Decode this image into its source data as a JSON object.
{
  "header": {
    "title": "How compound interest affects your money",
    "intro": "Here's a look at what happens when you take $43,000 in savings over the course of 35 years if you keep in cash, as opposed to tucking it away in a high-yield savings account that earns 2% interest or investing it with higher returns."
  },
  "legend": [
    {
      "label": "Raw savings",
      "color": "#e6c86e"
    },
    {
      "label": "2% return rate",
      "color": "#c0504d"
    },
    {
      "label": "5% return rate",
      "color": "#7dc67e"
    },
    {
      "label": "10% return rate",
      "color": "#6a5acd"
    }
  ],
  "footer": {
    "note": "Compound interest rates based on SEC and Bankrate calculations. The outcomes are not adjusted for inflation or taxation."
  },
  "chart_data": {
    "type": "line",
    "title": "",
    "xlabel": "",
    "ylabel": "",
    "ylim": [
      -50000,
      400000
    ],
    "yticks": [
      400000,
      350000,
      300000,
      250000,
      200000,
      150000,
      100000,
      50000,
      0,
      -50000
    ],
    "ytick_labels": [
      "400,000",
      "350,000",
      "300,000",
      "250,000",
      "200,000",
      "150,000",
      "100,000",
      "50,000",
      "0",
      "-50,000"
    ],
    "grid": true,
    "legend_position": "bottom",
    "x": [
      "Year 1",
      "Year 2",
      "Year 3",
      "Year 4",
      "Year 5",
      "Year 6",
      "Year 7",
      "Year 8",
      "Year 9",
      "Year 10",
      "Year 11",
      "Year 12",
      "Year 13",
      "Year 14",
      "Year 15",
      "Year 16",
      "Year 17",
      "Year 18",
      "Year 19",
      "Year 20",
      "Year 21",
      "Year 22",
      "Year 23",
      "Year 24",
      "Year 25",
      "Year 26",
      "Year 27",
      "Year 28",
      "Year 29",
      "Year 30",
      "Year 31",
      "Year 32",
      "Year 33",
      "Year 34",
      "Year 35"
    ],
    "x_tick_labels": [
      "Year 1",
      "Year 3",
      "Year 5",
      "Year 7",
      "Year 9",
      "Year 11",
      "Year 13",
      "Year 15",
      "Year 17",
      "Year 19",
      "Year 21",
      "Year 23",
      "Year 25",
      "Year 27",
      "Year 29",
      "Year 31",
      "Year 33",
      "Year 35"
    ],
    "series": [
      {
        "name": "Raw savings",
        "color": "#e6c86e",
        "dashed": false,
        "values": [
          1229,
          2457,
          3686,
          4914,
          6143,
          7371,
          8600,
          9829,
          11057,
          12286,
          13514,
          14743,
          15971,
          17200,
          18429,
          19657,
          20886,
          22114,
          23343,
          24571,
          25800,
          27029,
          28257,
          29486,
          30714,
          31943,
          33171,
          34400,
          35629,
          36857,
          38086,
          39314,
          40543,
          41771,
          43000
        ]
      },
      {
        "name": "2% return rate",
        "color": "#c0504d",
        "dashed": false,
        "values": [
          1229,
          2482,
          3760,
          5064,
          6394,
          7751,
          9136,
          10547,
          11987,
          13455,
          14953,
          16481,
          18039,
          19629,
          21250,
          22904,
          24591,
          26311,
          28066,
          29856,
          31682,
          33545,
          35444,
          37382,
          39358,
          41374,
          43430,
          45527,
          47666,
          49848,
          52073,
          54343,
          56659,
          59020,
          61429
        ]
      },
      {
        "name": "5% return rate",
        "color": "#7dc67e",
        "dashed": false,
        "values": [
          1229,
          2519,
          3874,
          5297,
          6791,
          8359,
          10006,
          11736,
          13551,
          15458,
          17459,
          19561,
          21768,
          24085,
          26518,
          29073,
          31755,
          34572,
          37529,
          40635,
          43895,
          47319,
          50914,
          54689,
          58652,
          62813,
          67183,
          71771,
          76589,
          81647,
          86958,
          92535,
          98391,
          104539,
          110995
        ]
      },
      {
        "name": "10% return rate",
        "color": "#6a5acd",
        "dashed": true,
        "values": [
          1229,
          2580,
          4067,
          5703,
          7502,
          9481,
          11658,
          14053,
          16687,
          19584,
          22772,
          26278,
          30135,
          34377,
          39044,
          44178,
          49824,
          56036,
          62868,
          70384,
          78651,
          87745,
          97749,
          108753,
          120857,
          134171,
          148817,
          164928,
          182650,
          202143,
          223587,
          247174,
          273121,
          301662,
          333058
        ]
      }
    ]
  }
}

__________________________________________________

AIM
Exactly how many lines of the listing above contain the string "title"? Give no more than the number.

OUTPUT OF THE TASK
2